Goal of the exercise - Write out the listing beneath this instruction in its entirety, exactly as it reads.

Material for this exercise -
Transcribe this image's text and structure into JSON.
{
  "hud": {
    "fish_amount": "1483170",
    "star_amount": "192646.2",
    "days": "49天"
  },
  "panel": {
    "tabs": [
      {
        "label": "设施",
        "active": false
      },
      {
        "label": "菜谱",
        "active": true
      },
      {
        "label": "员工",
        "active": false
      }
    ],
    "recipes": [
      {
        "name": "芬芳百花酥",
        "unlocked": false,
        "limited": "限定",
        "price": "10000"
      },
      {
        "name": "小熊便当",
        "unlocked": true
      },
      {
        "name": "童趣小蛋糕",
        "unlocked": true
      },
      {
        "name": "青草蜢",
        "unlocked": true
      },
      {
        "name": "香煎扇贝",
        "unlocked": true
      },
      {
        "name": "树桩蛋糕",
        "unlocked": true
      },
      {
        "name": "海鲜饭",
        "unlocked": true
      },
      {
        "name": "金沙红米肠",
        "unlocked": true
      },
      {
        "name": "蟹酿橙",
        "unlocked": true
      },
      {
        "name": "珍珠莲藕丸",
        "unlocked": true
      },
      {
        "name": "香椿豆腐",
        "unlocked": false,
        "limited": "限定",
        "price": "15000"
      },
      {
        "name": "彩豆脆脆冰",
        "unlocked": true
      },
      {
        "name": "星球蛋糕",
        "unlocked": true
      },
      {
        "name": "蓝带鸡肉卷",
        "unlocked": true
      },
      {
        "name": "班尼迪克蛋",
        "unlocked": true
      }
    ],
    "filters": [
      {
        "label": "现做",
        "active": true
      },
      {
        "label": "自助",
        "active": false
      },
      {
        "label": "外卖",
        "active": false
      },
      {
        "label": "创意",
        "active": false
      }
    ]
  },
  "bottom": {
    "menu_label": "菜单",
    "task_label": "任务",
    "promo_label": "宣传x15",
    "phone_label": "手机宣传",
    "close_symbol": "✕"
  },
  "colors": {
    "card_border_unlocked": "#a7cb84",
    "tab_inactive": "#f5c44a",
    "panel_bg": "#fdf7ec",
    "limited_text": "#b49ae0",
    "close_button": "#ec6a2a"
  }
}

The output -
Transcribe this image's text and structure into JSON.
{
  "hud": {
    "fish_amount": "1483170",
    "star_amount": "192646.2",
    "days": "49天"
  },
  "panel": {
    "tabs": [
      {
        "label": "设施",
        "active": false
      },
      {
        "label": "菜谱",
        "active": true
      },
      {
        "label": "员工",
        "active": false
      }
    ],
    "recipes": [
      {
        "name": "芬芳百花酥",
        "unlocked": false,
        "limited": "限定",
        "price": "10000"
      },
      {
        "name": "小熊便当",
        "unlocked": true
      },
      {
        "name": "童趣小蛋糕",
        "unlocked": true
      },
      {
        "name": "青草蜢",
        "unlocked": true
      },
      {
        "name": "香煎扇贝",
        "unlocked": true
      },
      {
        "name": "树桩蛋糕",
        "unlocked": true
      },
      {
        "name": "海鲜饭",
        "unlocked": true
      },
      {
        "name": "金沙红米肠",
        "unlocked": true
      },
      {
        "name": "蟹酿橙",
        "unlocked": true
      },
      {
        "name": "珍珠莲藕丸",
        "unlocked": true
      },
      {
        "name": "香椿豆腐",
        "unlocked": false,
        "limited": "限定",
        "price": "15000"
      },
      {
        "name": "彩豆脆脆冰",
        "unlocked": true
      },
      {
        "name": "星球蛋糕",
        "unlocked": true
      },
      {
        "name": "蓝带鸡肉卷",
        "unlocked": true
      },
      {
        "name": "班尼迪克蛋",
        "unlocked": true
      }
    ],
    "filters": [
      {
        "label": "现做",
        "active": true
      },
      {
        "label": "自助",
        "active": false
      },
      {
        "label": "外卖",
        "active": false
      },
      {
        "label": "创意",
        "active": false
      }
    ]
  },
  "bottom": {
    "menu_label": "菜单",
    "task_label": "任务",
    "promo_label": "宣传x15",
    "phone_label": "手机宣传",
    "close_symbol": "✕"
  },
  "colors": {
    "card_border_unlocked": "#a7cb84",
    "tab_inactive": "#f5c44a",
    "panel_bg": "#fdf7ec",
    "limited_text": "#b49ae0",
    "close_button": "#ec6a2a"
  }
}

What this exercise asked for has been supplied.